§ Exercise objective
Rewrite every line of the rows below as a JSON list of strings, with one string for each line and blank lines left out.

§ Excerpted data
* begin *

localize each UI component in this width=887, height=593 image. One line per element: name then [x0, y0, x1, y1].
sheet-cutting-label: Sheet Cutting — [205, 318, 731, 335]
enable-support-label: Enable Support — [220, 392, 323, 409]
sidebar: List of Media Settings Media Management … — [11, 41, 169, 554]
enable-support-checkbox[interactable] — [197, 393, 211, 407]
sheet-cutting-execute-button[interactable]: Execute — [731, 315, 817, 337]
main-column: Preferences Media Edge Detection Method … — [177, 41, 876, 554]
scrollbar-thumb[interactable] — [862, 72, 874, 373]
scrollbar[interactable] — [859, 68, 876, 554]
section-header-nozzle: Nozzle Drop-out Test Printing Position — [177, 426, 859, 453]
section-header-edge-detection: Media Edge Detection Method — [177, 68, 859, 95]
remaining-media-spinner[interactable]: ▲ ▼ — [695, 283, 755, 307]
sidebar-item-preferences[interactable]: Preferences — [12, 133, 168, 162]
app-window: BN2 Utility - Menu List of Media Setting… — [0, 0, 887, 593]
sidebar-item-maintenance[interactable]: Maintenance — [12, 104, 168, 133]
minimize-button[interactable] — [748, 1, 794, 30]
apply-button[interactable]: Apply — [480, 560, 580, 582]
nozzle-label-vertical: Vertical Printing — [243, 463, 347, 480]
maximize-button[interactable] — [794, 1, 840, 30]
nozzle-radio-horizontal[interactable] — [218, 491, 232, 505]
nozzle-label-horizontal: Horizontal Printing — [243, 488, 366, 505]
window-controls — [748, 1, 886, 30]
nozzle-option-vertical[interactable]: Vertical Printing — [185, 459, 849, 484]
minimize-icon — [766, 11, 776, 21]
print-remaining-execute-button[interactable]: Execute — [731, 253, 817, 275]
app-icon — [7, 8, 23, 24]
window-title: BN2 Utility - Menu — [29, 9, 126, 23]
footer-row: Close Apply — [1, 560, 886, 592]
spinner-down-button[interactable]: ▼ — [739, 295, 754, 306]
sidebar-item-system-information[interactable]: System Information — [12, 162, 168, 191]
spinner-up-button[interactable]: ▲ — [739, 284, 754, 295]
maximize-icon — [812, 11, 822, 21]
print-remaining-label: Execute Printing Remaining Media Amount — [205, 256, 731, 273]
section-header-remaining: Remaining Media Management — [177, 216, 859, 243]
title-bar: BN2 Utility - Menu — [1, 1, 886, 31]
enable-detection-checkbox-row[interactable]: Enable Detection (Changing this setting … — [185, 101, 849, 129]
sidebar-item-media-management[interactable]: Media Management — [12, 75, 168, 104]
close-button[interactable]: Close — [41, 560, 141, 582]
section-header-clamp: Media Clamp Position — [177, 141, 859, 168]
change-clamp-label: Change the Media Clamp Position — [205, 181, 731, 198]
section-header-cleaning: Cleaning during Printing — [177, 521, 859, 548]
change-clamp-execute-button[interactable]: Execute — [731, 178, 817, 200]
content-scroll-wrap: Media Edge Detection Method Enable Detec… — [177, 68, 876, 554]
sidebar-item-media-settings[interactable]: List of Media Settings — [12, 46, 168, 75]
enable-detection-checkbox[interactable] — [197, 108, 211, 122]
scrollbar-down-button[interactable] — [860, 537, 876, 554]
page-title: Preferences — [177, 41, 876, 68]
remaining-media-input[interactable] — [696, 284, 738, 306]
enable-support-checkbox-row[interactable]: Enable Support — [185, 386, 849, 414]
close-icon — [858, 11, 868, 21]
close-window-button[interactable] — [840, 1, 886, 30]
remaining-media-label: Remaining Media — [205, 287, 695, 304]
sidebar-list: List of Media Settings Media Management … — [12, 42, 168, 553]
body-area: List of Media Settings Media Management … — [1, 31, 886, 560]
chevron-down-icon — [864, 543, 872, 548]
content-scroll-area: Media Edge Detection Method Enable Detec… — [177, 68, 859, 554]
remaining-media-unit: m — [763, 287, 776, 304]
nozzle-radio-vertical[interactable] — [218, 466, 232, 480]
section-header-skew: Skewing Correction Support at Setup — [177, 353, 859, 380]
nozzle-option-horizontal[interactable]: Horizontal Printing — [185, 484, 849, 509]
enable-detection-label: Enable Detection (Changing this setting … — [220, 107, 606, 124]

* end *

§ Answer to the exercise
[
  "localize each UI component in this width=887, height=593 image. One line per element: name then [x0, y0, x1, y1].",
  "sheet-cutting-label: Sheet Cutting — [205, 318, 731, 335]",
  "enable-support-label: Enable Support — [220, 392, 323, 409]",
  "sidebar: List of Media Settings Media Management … — [11, 41, 169, 554]",
  "enable-support-checkbox[interactable] — [197, 393, 211, 407]",
  "sheet-cutting-execute-button[interactable]: Execute — [731, 315, 817, 337]",
  "main-column: Preferences Media Edge Detection Method … — [177, 41, 876, 554]",
  "scrollbar-thumb[interactable] — [862, 72, 874, 373]",
  "scrollbar[interactable] — [859, 68, 876, 554]",
  "section-header-nozzle: Nozzle Drop-out Test Printing Position — [177, 426, 859, 453]",
  "section-header-edge-detection: Media Edge Detection Method — [177, 68, 859, 95]",
  "remaining-media-spinner[interactable]: ▲ ▼ — [695, 283, 755, 307]",
  "sidebar-item-preferences[interactable]: Preferences — [12, 133, 168, 162]",
  "app-window: BN2 Utility - Menu List of Media Setting… — [0, 0, 887, 593]",
  "sidebar-item-maintenance[interactable]: Maintenance — [12, 104, 168, 133]",
  "minimize-button[interactable] — [748, 1, 794, 30]",
  "apply-button[interactable]: Apply — [480, 560, 580, 582]",
  "nozzle-label-vertical: Vertical Printing — [243, 463, 347, 480]",
  "maximize-button[interactable] — [794, 1, 840, 30]",
  "nozzle-radio-horizontal[interactable] — [218, 491, 232, 505]",
  "nozzle-label-horizontal: Horizontal Printing — [243, 488, 366, 505]",
  "window-controls — [748, 1, 886, 30]",
  "nozzle-option-vertical[interactable]: Vertical Printing — [185, 459, 849, 484]",
  "minimize-icon — [766, 11, 776, 21]",
  "print-remaining-execute-button[interactable]: Execute — [731, 253, 817, 275]",
  "app-icon — [7, 8, 23, 24]",
  "window-title: BN2 Utility - Menu — [29, 9, 126, 23]",
  "footer-row: Close Apply — [1, 560, 886, 592]",
  "spinner-down-button[interactable]: ▼ — [739, 295, 754, 306]",
  "sidebar-item-system-information[interactable]: System Information — [12, 162, 168, 191]",
  "spinner-up-button[interactable]: ▲ — [739, 284, 754, 295]",
  "maximize-icon — [812, 11, 822, 21]",
  "print-remaining-label: Execute Printing Remaining Media Amount — [205, 256, 731, 273]",
  "section-header-remaining: Remaining Media Management — [177, 216, 859, 243]",
  "title-bar: BN2 Utility - Menu — [1, 1, 886, 31]",
  "enable-detection-checkbox-row[interactable]: Enable Detection (Changing this setting … — [185, 101, 849, 129]",
  "sidebar-item-media-management[interactable]: Media Management — [12, 75, 168, 104]",
  "close-button[interactable]: Close — [41, 560, 141, 582]",
  "section-header-clamp: Media Clamp Position — [177, 141, 859, 168]",
  "change-clamp-label: Change the Media Clamp Position — [205, 181, 731, 198]",
  "section-header-cleaning: Cleaning during Printing — [177, 521, 859, 548]",
  "change-clamp-execute-button[interactable]: Execute — [731, 178, 817, 200]",
  "content-scroll-wrap: Media Edge Detection Method Enable Detec… — [177, 68, 876, 554]",
  "sidebar-item-media-settings[interactable]: List of Media Settings — [12, 46, 168, 75]",
  "enable-detection-checkbox[interactable] — [197, 108, 211, 122]",
  "scrollbar-down-button[interactable] — [860, 537, 876, 554]",
  "page-title: Preferences — [177, 41, 876, 68]",
  "remaining-media-input[interactable] — [696, 284, 738, 306]",
  "enable-support-checkbox-row[interactable]: Enable Support — [185, 386, 849, 414]",
  "close-icon — [858, 11, 868, 21]",
  "close-window-button[interactable] — [840, 1, 886, 30]",
  "remaining-media-label: Remaining Media — [205, 287, 695, 304]",
  "sidebar-list: List of Media Settings Media Management … — [12, 42, 168, 553]",
  "body-area: List of Media Settings Media Management … — [1, 31, 886, 560]",
  "chevron-down-icon — [864, 543, 872, 548]",
  "content-scroll-area: Media Edge Detection Method Enable Detec… — [177, 68, 859, 554]",
  "remaining-media-unit: m — [763, 287, 776, 304]",
  "nozzle-radio-vertical[interactable] — [218, 466, 232, 480]",
  "section-header-skew: Skewing Correction Support at Setup — [177, 353, 859, 380]",
  "nozzle-option-horizontal[interactable]: Horizontal Printing — [185, 484, 849, 509]",
  "enable-detection-label: Enable Detection (Changing this setting … — [220, 107, 606, 124]"
]